» **THE PROBLEM**
Going through the material below, please gather all lines with the word "smart" in them.

» **ENTRIES**
....................

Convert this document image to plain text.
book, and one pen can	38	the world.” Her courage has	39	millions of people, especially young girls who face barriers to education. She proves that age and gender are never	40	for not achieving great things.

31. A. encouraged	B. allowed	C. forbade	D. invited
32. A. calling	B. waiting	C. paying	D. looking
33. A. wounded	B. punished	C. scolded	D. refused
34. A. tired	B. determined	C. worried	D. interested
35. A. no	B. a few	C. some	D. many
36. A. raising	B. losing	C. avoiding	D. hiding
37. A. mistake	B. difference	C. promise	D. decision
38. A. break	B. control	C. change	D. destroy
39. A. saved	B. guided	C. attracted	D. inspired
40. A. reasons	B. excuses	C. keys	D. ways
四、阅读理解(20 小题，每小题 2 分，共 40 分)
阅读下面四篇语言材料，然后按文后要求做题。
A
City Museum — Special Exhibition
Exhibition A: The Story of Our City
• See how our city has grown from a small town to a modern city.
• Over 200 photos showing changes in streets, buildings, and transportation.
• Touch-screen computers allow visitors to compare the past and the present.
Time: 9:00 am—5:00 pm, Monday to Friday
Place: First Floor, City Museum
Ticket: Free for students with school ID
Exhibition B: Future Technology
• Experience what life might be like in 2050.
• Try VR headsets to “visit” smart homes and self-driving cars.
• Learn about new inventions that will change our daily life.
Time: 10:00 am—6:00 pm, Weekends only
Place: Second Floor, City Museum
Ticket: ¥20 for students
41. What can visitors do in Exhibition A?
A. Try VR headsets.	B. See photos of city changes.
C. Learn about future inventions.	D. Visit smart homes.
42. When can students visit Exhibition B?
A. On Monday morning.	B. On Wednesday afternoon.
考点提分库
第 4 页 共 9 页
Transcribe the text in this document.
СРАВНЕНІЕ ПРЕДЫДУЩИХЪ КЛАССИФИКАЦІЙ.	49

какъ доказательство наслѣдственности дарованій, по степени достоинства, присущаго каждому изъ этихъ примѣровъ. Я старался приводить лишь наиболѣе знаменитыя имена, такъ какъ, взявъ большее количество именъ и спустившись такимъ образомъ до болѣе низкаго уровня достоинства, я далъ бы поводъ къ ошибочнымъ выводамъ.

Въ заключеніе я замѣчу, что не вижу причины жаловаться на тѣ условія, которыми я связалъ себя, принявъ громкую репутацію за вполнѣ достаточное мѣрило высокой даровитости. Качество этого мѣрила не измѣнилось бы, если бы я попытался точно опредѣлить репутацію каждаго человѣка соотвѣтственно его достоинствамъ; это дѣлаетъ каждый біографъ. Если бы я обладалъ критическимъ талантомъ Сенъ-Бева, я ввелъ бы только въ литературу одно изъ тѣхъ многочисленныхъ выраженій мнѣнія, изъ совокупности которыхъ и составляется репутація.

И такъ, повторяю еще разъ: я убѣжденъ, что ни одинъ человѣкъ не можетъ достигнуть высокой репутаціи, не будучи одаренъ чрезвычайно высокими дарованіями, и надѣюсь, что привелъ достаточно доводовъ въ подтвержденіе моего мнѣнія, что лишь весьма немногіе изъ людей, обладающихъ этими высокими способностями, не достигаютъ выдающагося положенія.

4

....................

» **ANSWER TO THIS TASK**
• Try VR headsets to “visit” smart homes and self-driving cars.
C. Learn about future inventions.	D. Visit smart homes.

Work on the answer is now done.